▶ AIM
Count, in the entries, the lines with "张村学区". Answer with the number only.

▶ MATERIAL TO PROCESS

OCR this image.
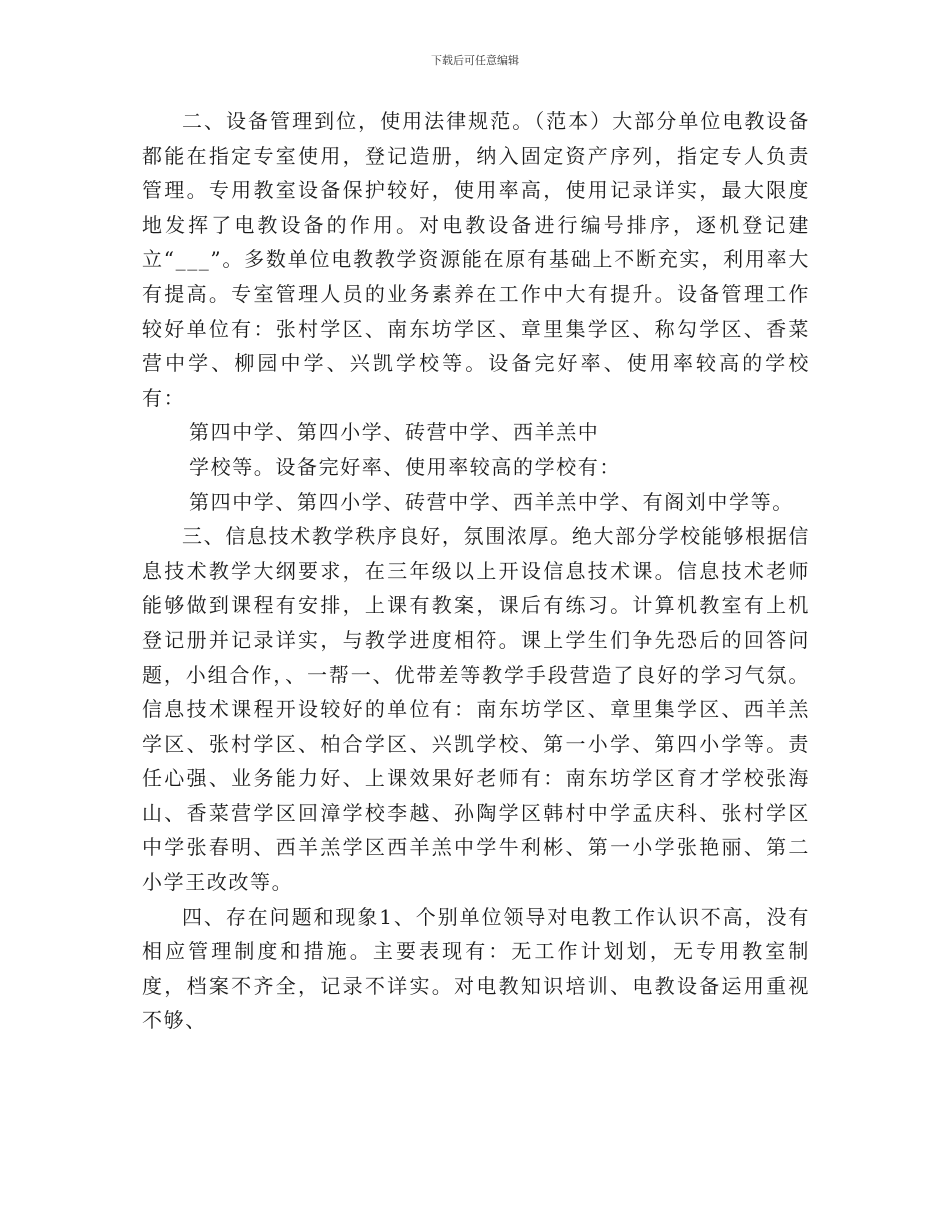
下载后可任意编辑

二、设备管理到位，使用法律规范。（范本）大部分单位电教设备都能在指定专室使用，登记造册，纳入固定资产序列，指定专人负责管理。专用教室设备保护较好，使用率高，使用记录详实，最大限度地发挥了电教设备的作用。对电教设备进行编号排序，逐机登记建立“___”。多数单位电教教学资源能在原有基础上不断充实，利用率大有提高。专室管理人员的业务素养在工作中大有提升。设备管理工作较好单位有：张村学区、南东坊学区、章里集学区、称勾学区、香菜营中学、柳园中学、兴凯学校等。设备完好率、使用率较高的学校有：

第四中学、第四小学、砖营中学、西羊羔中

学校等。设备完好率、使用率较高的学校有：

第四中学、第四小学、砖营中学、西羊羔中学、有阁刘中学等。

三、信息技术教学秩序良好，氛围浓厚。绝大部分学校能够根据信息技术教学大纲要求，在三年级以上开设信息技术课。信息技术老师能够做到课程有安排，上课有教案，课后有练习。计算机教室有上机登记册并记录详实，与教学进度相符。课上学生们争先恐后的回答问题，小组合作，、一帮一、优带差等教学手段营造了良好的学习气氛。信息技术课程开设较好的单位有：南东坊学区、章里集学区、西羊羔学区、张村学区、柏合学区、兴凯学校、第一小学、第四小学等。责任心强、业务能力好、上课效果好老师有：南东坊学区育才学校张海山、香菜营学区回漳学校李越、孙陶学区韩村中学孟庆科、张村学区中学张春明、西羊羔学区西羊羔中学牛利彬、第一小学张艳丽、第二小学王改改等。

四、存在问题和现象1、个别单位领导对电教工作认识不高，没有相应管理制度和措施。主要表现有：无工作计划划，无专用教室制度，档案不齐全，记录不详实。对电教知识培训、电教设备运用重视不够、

▶ RESULT FOR THIS EXERCISE
2